— Begin Material for this task —

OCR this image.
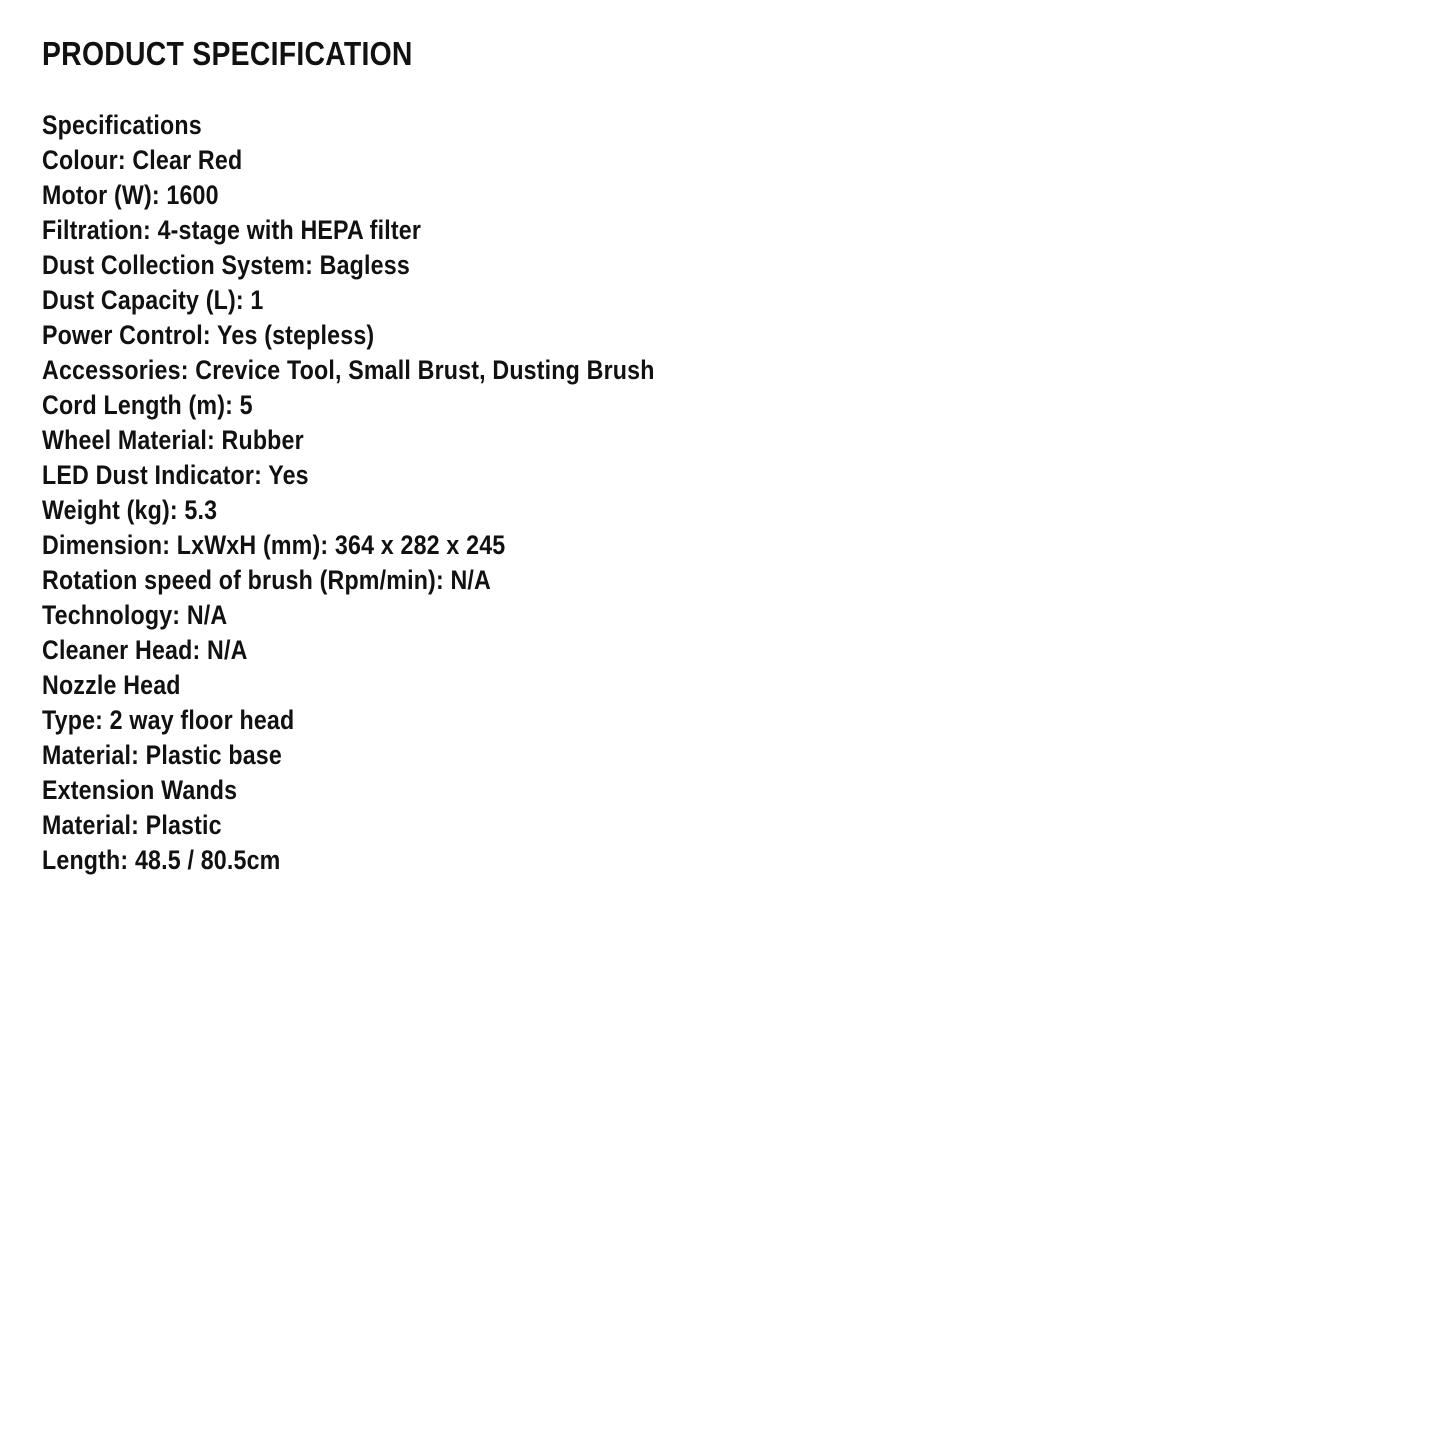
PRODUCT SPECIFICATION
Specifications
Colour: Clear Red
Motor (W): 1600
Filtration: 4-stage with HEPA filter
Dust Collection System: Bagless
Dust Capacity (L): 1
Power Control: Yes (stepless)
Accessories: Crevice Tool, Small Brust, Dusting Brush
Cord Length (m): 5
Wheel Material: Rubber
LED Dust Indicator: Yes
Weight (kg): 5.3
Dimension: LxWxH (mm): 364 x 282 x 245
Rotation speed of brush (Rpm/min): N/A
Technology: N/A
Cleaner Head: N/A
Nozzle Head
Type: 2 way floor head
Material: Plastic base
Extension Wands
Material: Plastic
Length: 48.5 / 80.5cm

— End Material for this task —
— Begin Material for this task —

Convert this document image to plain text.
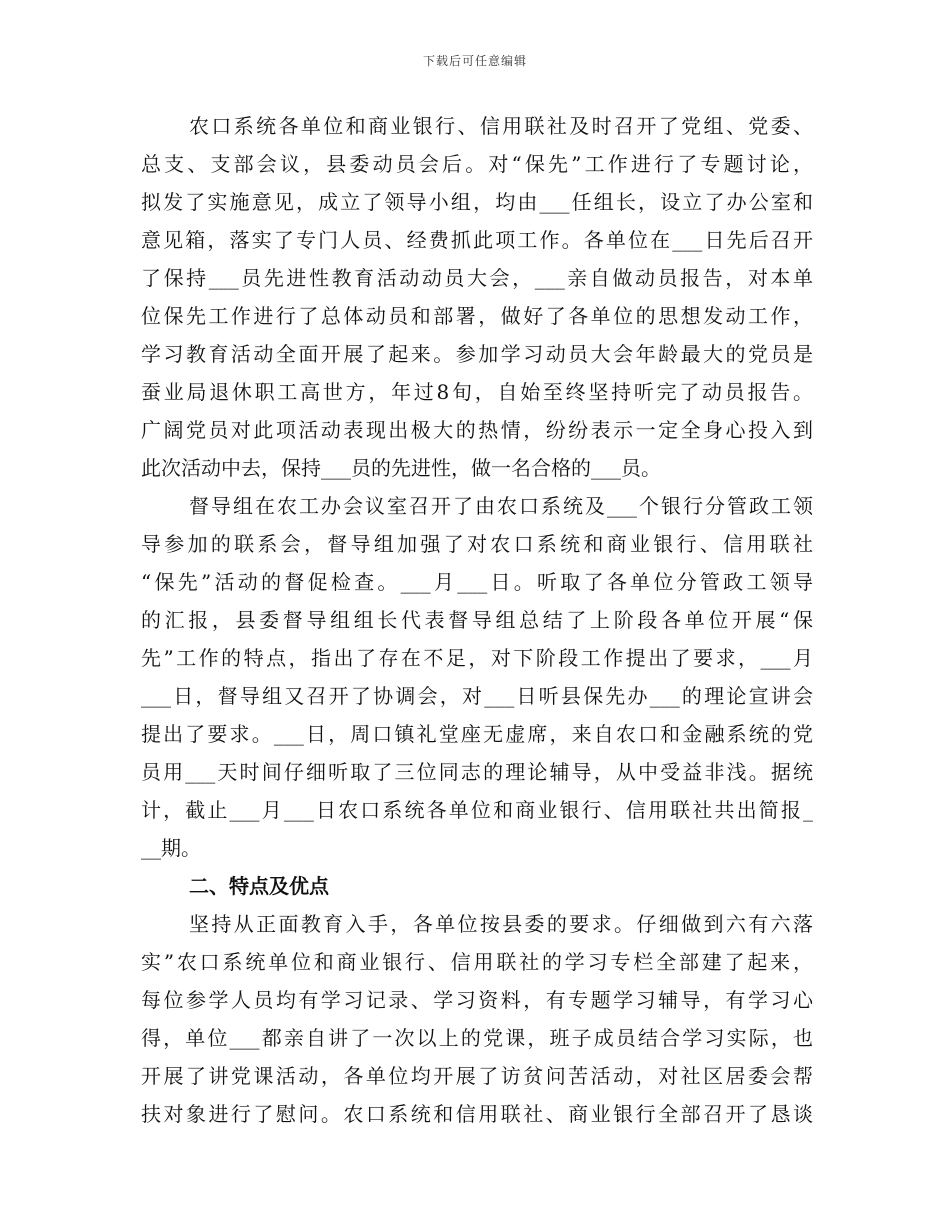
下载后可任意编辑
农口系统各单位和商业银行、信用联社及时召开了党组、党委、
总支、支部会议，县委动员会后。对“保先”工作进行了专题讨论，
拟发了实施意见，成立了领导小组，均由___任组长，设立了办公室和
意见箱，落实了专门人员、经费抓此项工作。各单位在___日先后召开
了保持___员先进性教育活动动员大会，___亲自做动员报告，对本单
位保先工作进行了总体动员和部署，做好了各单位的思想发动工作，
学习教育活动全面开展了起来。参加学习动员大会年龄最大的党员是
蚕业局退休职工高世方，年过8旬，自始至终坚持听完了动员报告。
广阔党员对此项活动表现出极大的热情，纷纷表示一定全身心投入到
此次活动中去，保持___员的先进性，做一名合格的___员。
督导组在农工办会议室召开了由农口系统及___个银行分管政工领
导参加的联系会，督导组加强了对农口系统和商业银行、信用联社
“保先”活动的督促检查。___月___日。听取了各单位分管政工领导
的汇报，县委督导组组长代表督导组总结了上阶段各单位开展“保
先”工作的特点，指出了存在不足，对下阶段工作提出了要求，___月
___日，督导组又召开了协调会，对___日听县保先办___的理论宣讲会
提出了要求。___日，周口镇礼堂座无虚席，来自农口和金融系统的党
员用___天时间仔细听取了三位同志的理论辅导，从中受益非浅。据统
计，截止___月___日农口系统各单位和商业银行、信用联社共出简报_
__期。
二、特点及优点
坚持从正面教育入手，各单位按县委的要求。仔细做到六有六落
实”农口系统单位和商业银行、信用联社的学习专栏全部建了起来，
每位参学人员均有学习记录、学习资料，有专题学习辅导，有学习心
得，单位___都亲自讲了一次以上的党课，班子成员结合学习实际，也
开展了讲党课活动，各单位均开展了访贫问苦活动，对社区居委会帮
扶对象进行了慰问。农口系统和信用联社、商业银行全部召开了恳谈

— End Material for this task —

Return the lines of the records that include the string "image".

OCR this image.
Convert this document image to plain text.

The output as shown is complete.